**Records shown**
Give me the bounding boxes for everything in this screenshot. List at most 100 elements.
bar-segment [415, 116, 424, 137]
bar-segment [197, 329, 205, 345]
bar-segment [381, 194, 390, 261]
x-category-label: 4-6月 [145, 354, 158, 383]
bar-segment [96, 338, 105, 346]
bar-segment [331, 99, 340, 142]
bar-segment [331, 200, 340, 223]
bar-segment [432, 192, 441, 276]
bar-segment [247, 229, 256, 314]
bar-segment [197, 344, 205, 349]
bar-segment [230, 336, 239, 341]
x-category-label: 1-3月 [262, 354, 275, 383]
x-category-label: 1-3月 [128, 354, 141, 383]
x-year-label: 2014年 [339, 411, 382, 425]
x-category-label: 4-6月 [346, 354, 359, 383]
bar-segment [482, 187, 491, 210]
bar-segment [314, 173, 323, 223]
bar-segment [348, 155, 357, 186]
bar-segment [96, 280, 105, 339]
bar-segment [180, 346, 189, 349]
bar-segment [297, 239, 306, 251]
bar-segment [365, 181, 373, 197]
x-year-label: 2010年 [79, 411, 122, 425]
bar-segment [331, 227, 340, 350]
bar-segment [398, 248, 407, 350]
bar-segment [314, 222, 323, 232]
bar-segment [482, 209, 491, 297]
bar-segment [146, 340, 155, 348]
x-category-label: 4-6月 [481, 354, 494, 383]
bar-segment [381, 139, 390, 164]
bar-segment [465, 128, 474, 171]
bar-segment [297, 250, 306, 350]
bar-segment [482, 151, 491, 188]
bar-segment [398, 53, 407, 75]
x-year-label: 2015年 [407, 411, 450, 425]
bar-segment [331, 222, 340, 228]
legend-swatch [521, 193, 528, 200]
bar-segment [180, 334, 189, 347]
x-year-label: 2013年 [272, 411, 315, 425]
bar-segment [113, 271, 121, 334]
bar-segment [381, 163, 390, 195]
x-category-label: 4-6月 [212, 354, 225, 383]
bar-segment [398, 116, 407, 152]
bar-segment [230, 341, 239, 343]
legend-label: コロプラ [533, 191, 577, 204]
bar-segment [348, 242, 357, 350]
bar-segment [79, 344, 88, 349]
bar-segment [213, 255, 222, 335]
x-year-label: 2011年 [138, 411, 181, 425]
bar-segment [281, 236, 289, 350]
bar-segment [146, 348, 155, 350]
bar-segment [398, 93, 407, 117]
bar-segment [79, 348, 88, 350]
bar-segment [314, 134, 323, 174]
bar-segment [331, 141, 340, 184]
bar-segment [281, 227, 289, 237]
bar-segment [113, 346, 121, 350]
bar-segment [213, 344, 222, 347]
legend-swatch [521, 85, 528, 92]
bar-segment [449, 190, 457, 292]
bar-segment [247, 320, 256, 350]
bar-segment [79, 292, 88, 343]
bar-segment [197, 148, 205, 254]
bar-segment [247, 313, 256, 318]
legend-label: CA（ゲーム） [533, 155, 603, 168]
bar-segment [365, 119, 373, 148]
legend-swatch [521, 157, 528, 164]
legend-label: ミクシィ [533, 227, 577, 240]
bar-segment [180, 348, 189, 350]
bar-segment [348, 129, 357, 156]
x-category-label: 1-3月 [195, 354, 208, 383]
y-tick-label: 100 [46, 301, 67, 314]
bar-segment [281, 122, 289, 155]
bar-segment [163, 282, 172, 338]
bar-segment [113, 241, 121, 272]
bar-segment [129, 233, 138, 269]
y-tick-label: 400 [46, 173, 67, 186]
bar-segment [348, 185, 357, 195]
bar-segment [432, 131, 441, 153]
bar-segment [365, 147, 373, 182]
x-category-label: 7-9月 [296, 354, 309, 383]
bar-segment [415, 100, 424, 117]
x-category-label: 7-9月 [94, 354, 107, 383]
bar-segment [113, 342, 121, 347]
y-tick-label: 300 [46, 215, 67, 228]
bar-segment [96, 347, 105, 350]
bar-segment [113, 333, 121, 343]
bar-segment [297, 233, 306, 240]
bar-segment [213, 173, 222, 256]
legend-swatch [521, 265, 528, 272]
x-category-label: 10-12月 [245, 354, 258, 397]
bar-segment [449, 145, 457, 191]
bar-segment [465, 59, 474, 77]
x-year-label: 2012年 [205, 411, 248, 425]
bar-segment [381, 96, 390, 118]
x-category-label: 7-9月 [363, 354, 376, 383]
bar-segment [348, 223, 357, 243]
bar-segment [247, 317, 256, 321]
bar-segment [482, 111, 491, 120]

**Your instructions**
Format each line of the items above as a numbered list, leaving out blank lines.

**Full response**
1. Give me the bounding boxes for everything in this screenshot. List at most 100 elements.
2. bar-segment [415, 116, 424, 137]
3. bar-segment [197, 329, 205, 345]
4. bar-segment [381, 194, 390, 261]
5. x-category-label: 4-6月 [145, 354, 158, 383]
6. bar-segment [96, 338, 105, 346]
7. bar-segment [331, 99, 340, 142]
8. bar-segment [331, 200, 340, 223]
9. bar-segment [432, 192, 441, 276]
10. bar-segment [247, 229, 256, 314]
11. bar-segment [197, 344, 205, 349]
12. bar-segment [230, 336, 239, 341]
13. x-category-label: 1-3月 [262, 354, 275, 383]
14. x-category-label: 1-3月 [128, 354, 141, 383]
15. x-year-label: 2014年 [339, 411, 382, 425]
16. x-category-label: 4-6月 [346, 354, 359, 383]
17. bar-segment [482, 187, 491, 210]
18. bar-segment [314, 173, 323, 223]
19. bar-segment [348, 155, 357, 186]
20. bar-segment [96, 280, 105, 339]
21. bar-segment [180, 346, 189, 349]
22. bar-segment [297, 239, 306, 251]
23. bar-segment [365, 181, 373, 197]
24. x-year-label: 2010年 [79, 411, 122, 425]
25. bar-segment [331, 227, 340, 350]
26. bar-segment [398, 248, 407, 350]
27. bar-segment [314, 222, 323, 232]
28. bar-segment [482, 209, 491, 297]
29. bar-segment [146, 340, 155, 348]
30. x-category-label: 4-6月 [481, 354, 494, 383]
31. bar-segment [381, 139, 390, 164]
32. bar-segment [465, 128, 474, 171]
33. bar-segment [297, 250, 306, 350]
34. bar-segment [482, 151, 491, 188]
35. bar-segment [398, 53, 407, 75]
36. x-year-label: 2015年 [407, 411, 450, 425]
37. bar-segment [331, 222, 340, 228]
38. legend-swatch [521, 193, 528, 200]
39. bar-segment [180, 334, 189, 347]
40. x-year-label: 2013年 [272, 411, 315, 425]
41. bar-segment [113, 271, 121, 334]
42. bar-segment [381, 163, 390, 195]
43. x-category-label: 4-6月 [212, 354, 225, 383]
44. bar-segment [398, 116, 407, 152]
45. bar-segment [230, 341, 239, 343]
46. legend-label: コロプラ [533, 191, 577, 204]
47. bar-segment [348, 242, 357, 350]
48. bar-segment [79, 344, 88, 349]
49. bar-segment [213, 255, 222, 335]
50. x-year-label: 2011年 [138, 411, 181, 425]
51. bar-segment [281, 236, 289, 350]
52. bar-segment [146, 348, 155, 350]
53. bar-segment [398, 93, 407, 117]
54. bar-segment [79, 348, 88, 350]
55. bar-segment [314, 134, 323, 174]
56. bar-segment [331, 141, 340, 184]
57. bar-segment [281, 227, 289, 237]
58. bar-segment [113, 346, 121, 350]
59. bar-segment [213, 344, 222, 347]
60. legend-swatch [521, 85, 528, 92]
61. bar-segment [449, 190, 457, 292]
62. bar-segment [247, 320, 256, 350]
63. bar-segment [79, 292, 88, 343]
64. bar-segment [197, 148, 205, 254]
65. bar-segment [247, 313, 256, 318]
66. legend-label: CA（ゲーム） [533, 155, 603, 168]
67. bar-segment [365, 119, 373, 148]
68. legend-swatch [521, 157, 528, 164]
69. legend-label: ミクシィ [533, 227, 577, 240]
70. bar-segment [180, 348, 189, 350]
71. bar-segment [348, 129, 357, 156]
72. x-category-label: 1-3月 [195, 354, 208, 383]
73. y-tick-label: 100 [46, 301, 67, 314]
74. bar-segment [281, 122, 289, 155]
75. bar-segment [163, 282, 172, 338]
76. bar-segment [113, 241, 121, 272]
77. bar-segment [129, 233, 138, 269]
78. y-tick-label: 400 [46, 173, 67, 186]
79. bar-segment [348, 185, 357, 195]
80. bar-segment [432, 131, 441, 153]
81. bar-segment [365, 147, 373, 182]
82. x-category-label: 7-9月 [296, 354, 309, 383]
83. bar-segment [415, 100, 424, 117]
84. x-category-label: 7-9月 [94, 354, 107, 383]
85. bar-segment [113, 342, 121, 347]
86. y-tick-label: 300 [46, 215, 67, 228]
87. bar-segment [96, 347, 105, 350]
88. bar-segment [113, 333, 121, 343]
89. bar-segment [297, 233, 306, 240]
90. bar-segment [213, 173, 222, 256]
91. legend-swatch [521, 265, 528, 272]
92. x-category-label: 10-12月 [245, 354, 258, 397]
93. bar-segment [449, 145, 457, 191]
94. bar-segment [465, 59, 474, 77]
95. x-year-label: 2012年 [205, 411, 248, 425]
96. bar-segment [381, 96, 390, 118]
97. x-category-label: 7-9月 [363, 354, 376, 383]
98. bar-segment [348, 223, 357, 243]
99. bar-segment [247, 317, 256, 321]
100. bar-segment [482, 111, 491, 120]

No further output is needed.